### Challenge
Spot each line that carries the word "this"; copy those lines.

═════ Stored rows

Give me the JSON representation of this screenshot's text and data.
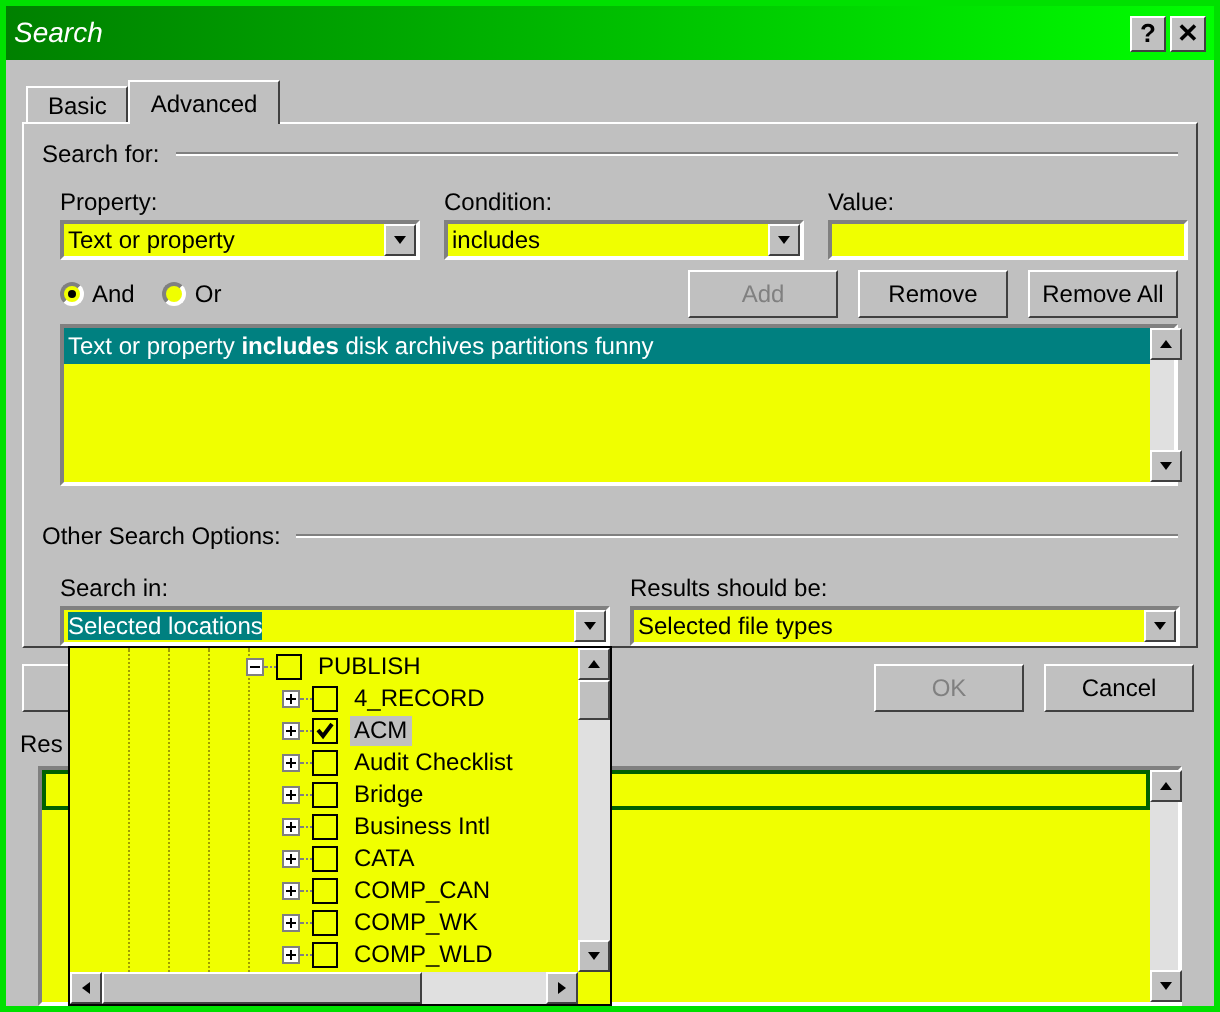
{
  "window": {
    "title": "Search",
    "title_buttons": [
      {
        "label": "?"
      },
      {
        "label": "✕"
      }
    ]
  },
  "tabs": [
    {
      "label": "Basic",
      "selected": false
    },
    {
      "label": "Advanced",
      "selected": true
    }
  ],
  "search_for": {
    "heading": "Search for:",
    "property": {
      "label": "Property:",
      "value": "Text or property"
    },
    "condition": {
      "label": "Condition:",
      "value": "includes"
    },
    "value": {
      "label": "Value:"
    },
    "operators": [
      {
        "label": "And",
        "selected": true
      },
      {
        "label": "Or",
        "selected": false
      }
    ],
    "buttons": [
      {
        "label": "Add",
        "disabled": true
      },
      {
        "label": "Remove",
        "disabled": false
      },
      {
        "label": "Remove All",
        "disabled": false
      }
    ],
    "criteria": [
      {
        "text": "Text or property **includes** disk archives partitions funny",
        "selected": true
      }
    ]
  },
  "other_options": {
    "heading": "Other Search Options:",
    "search_in": {
      "label": "Search in:",
      "value": "Selected locations"
    },
    "results_should_be": {
      "label": "Results should be:",
      "value": "Selected file types"
    }
  },
  "dialog_buttons": [
    {
      "label": "OK",
      "disabled": true
    },
    {
      "label": "Cancel",
      "disabled": false
    }
  ],
  "results": {
    "label": "Res"
  },
  "location_tree": [
    {
      "label": "PUBLISH",
      "expanded": true,
      "checked": false,
      "selected": false,
      "children": [
        {
          "label": "4_RECORD",
          "expanded": false,
          "checked": false,
          "selected": false
        },
        {
          "label": "ACM",
          "expanded": false,
          "checked": true,
          "selected": true
        },
        {
          "label": "Audit Checklist",
          "expanded": false,
          "checked": false,
          "selected": false
        },
        {
          "label": "Bridge",
          "expanded": false,
          "checked": false,
          "selected": false
        },
        {
          "label": "Business Intl",
          "expanded": false,
          "checked": false,
          "selected": false
        },
        {
          "label": "CATA",
          "expanded": false,
          "checked": false,
          "selected": false
        },
        {
          "label": "COMP_CAN",
          "expanded": false,
          "checked": false,
          "selected": false
        },
        {
          "label": "COMP_WK",
          "expanded": false,
          "checked": false,
          "selected": false
        },
        {
          "label": "COMP_WLD",
          "expanded": false,
          "checked": false,
          "selected": false
        }
      ]
    }
  ]
}
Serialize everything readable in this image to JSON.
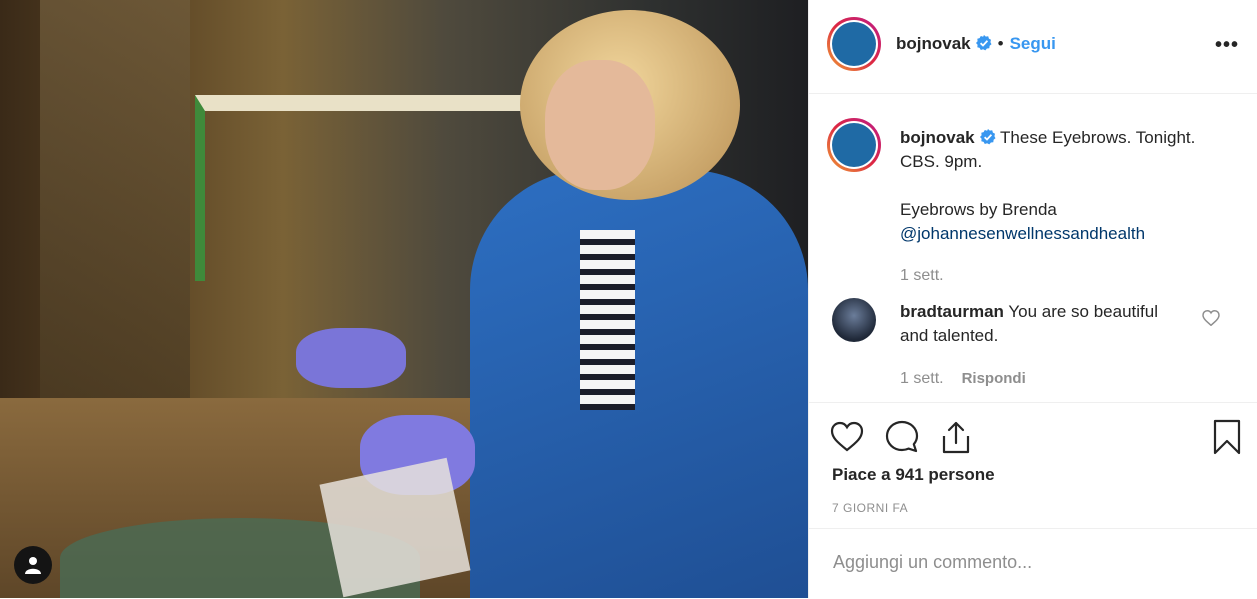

══════════

### Exercise solution
Give me the JSON representation of this screenshot's text and data.
Serialize everything readable in this image to JSON.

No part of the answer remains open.